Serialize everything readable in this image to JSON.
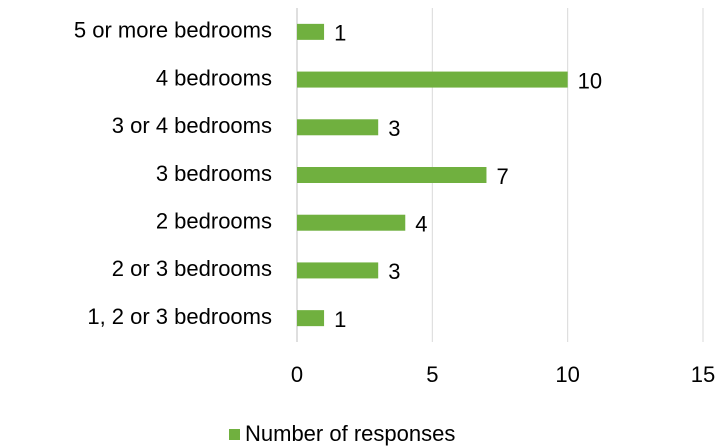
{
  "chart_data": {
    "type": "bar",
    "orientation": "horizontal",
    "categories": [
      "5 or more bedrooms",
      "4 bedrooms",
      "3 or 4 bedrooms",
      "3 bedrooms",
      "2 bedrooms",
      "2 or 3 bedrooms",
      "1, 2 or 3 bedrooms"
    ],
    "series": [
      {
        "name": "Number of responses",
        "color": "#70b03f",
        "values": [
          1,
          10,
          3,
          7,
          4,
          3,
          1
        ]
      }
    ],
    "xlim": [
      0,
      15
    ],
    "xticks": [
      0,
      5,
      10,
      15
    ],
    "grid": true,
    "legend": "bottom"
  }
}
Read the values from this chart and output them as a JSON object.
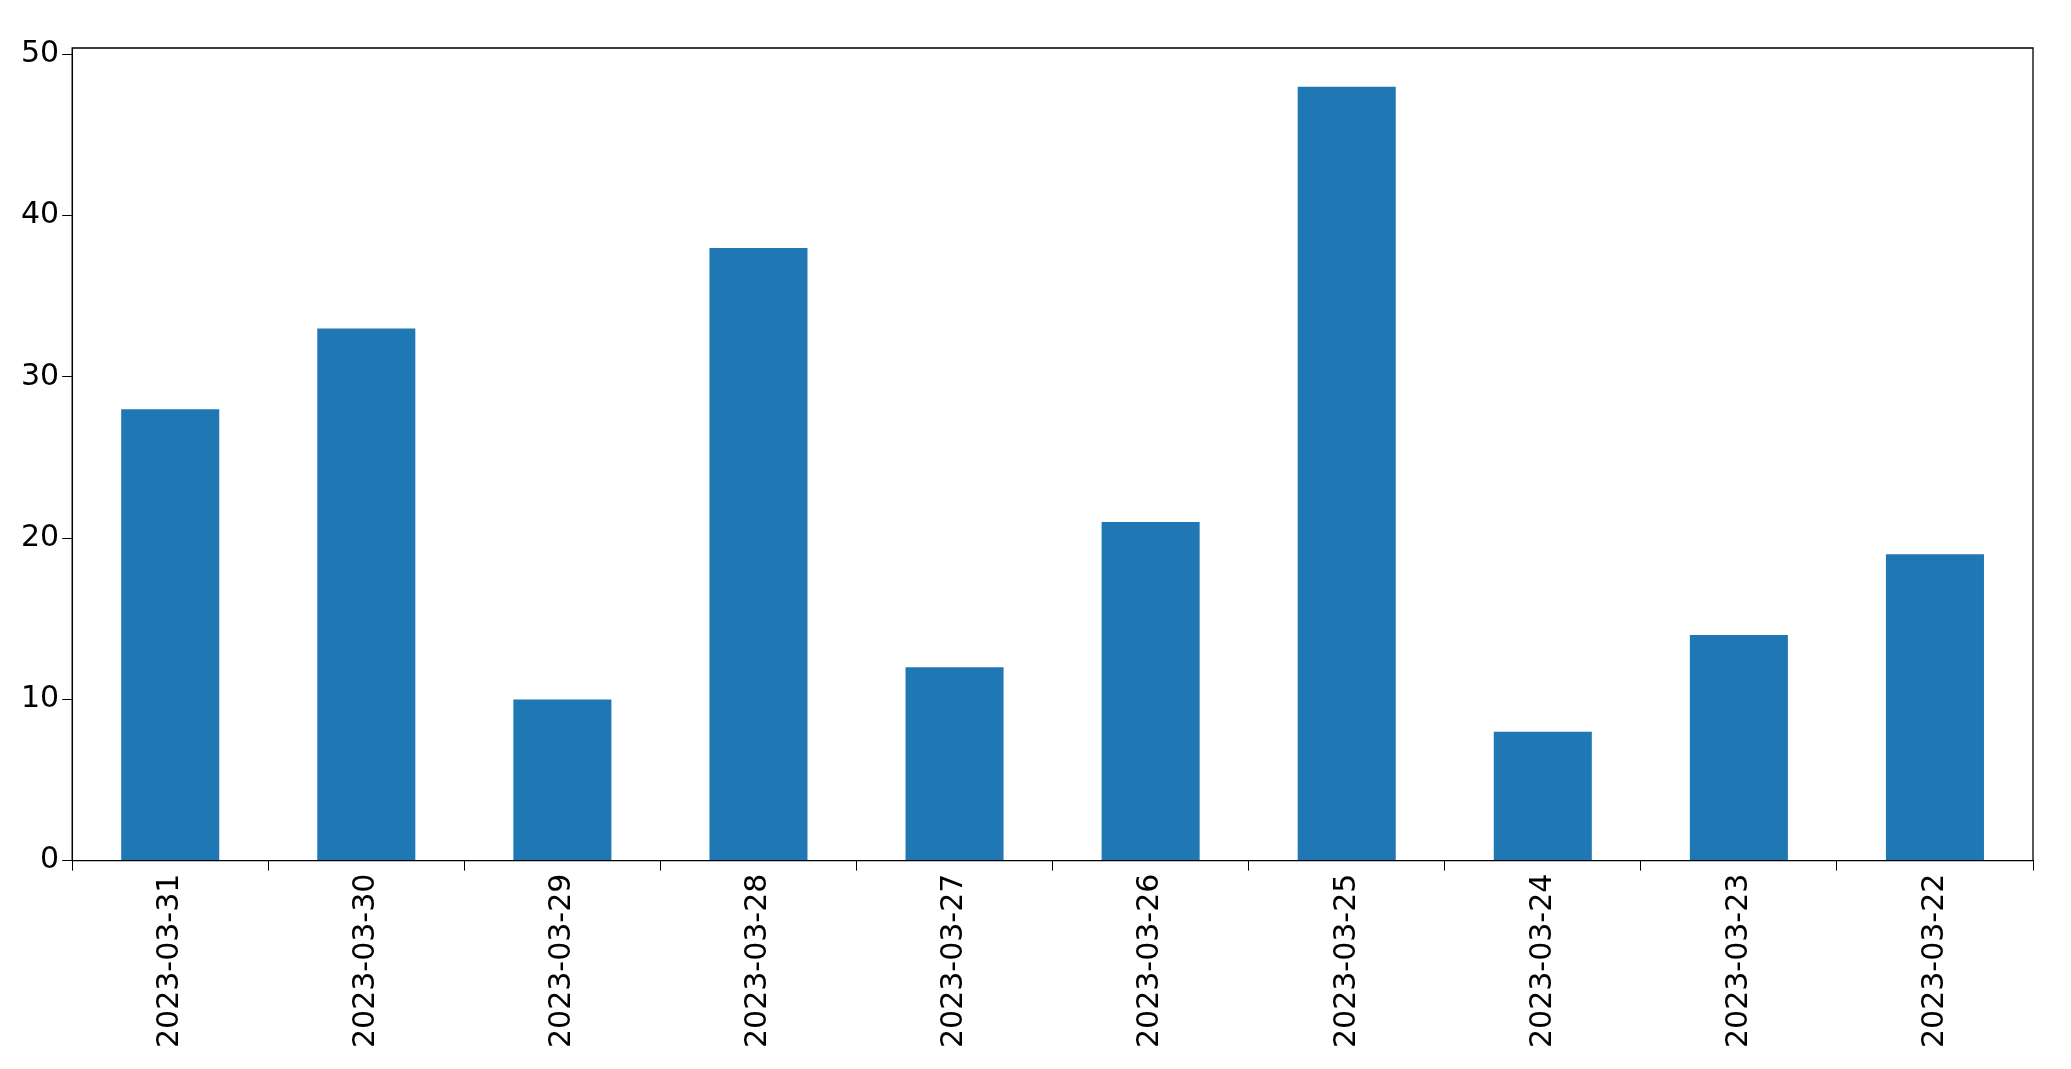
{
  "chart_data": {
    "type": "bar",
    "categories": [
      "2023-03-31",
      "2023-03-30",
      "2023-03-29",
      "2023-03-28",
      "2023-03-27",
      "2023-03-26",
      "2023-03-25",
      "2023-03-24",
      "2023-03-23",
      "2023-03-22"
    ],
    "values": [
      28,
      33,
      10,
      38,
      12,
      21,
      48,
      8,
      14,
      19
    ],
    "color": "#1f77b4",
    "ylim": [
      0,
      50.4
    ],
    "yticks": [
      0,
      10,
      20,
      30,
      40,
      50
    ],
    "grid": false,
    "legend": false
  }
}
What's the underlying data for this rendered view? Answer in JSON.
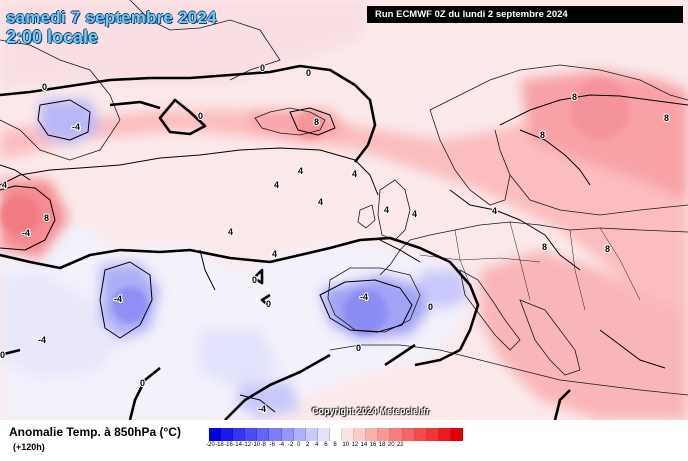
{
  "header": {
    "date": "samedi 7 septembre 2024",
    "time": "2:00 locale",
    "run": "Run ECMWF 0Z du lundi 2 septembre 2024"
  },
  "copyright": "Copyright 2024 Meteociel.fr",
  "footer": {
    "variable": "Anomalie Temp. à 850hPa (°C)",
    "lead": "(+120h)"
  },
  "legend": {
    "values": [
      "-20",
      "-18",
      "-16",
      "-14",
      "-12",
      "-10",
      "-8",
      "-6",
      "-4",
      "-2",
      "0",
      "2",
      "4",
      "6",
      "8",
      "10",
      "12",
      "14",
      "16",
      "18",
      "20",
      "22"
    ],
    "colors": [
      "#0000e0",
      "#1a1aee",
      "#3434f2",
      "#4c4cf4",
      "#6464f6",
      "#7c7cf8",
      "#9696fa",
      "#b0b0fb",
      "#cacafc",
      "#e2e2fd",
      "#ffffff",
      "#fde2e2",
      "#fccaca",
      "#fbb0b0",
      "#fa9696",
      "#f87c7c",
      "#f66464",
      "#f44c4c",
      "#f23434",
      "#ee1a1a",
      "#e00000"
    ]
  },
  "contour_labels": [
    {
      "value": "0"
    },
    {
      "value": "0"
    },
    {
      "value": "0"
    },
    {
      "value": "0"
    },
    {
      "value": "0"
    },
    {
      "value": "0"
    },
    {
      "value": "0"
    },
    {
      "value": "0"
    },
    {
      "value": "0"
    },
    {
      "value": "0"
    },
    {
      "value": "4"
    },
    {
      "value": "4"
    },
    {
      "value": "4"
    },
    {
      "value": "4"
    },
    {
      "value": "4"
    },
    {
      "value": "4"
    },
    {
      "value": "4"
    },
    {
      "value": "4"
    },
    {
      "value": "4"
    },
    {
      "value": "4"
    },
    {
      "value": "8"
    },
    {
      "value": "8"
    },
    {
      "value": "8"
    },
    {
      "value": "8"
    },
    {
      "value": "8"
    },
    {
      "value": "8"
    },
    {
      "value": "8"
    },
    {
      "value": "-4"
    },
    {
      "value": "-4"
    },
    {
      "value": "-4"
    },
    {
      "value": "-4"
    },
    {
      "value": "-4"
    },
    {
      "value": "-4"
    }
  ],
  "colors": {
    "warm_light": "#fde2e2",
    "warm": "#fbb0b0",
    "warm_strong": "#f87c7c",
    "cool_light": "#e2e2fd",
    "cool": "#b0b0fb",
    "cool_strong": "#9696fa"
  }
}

REQUIRED TASK | Omit every image. Quote each record exactly.

RESULT |
Serialize everything readable in this image to JSON.
{
  "chart_data": {
    "type": "bar",
    "orientation": "horizontal",
    "categories": [
      "5 or more bedrooms",
      "4 bedrooms",
      "3 or 4 bedrooms",
      "3 bedrooms",
      "2 bedrooms",
      "2 or 3 bedrooms",
      "1, 2 or 3 bedrooms"
    ],
    "series": [
      {
        "name": "Number of responses",
        "color": "#70b03f",
        "values": [
          1,
          10,
          3,
          7,
          4,
          3,
          1
        ]
      }
    ],
    "xlim": [
      0,
      15
    ],
    "xticks": [
      0,
      5,
      10,
      15
    ],
    "grid": true,
    "legend": "bottom"
  }
}
Read the values from this chart and output them as a JSON object.
{
  "chart_data": {
    "type": "bar",
    "categories": [
      "2023-03-31",
      "2023-03-30",
      "2023-03-29",
      "2023-03-28",
      "2023-03-27",
      "2023-03-26",
      "2023-03-25",
      "2023-03-24",
      "2023-03-23",
      "2023-03-22"
    ],
    "values": [
      28,
      33,
      10,
      38,
      12,
      21,
      48,
      8,
      14,
      19
    ],
    "color": "#1f77b4",
    "ylim": [
      0,
      50.4
    ],
    "yticks": [
      0,
      10,
      20,
      30,
      40,
      50
    ],
    "grid": false,
    "legend": false
  }
}
What's the underlying data for this rendered view? Answer in JSON.
{
  "header": {
    "date": "samedi 7 septembre 2024",
    "time": "2:00 locale",
    "run": "Run ECMWF 0Z du lundi 2 septembre 2024"
  },
  "copyright": "Copyright 2024 Meteociel.fr",
  "footer": {
    "variable": "Anomalie Temp. à 850hPa (°C)",
    "lead": "(+120h)"
  },
  "legend": {
    "values": [
      "-20",
      "-18",
      "-16",
      "-14",
      "-12",
      "-10",
      "-8",
      "-6",
      "-4",
      "-2",
      "0",
      "2",
      "4",
      "6",
      "8",
      "10",
      "12",
      "14",
      "16",
      "18",
      "20",
      "22"
    ],
    "colors": [
      "#0000e0",
      "#1a1aee",
      "#3434f2",
      "#4c4cf4",
      "#6464f6",
      "#7c7cf8",
      "#9696fa",
      "#b0b0fb",
      "#cacafc",
      "#e2e2fd",
      "#ffffff",
      "#fde2e2",
      "#fccaca",
      "#fbb0b0",
      "#fa9696",
      "#f87c7c",
      "#f66464",
      "#f44c4c",
      "#f23434",
      "#ee1a1a",
      "#e00000"
    ]
  },
  "contour_labels": [
    {
      "value": "0"
    },
    {
      "value": "0"
    },
    {
      "value": "0"
    },
    {
      "value": "0"
    },
    {
      "value": "0"
    },
    {
      "value": "0"
    },
    {
      "value": "0"
    },
    {
      "value": "0"
    },
    {
      "value": "0"
    },
    {
      "value": "0"
    },
    {
      "value": "4"
    },
    {
      "value": "4"
    },
    {
      "value": "4"
    },
    {
      "value": "4"
    },
    {
      "value": "4"
    },
    {
      "value": "4"
    },
    {
      "value": "4"
    },
    {
      "value": "4"
    },
    {
      "value": "4"
    },
    {
      "value": "4"
    },
    {
      "value": "8"
    },
    {
      "value": "8"
    },
    {
      "value": "8"
    },
    {
      "value": "8"
    },
    {
      "value": "8"
    },
    {
      "value": "8"
    },
    {
      "value": "8"
    },
    {
      "value": "-4"
    },
    {
      "value": "-4"
    },
    {
      "value": "-4"
    },
    {
      "value": "-4"
    },
    {
      "value": "-4"
    },
    {
      "value": "-4"
    }
  ],
  "colors": {
    "warm_light": "#fde2e2",
    "warm": "#fbb0b0",
    "warm_strong": "#f87c7c",
    "cool_light": "#e2e2fd",
    "cool": "#b0b0fb",
    "cool_strong": "#9696fa"
  }
}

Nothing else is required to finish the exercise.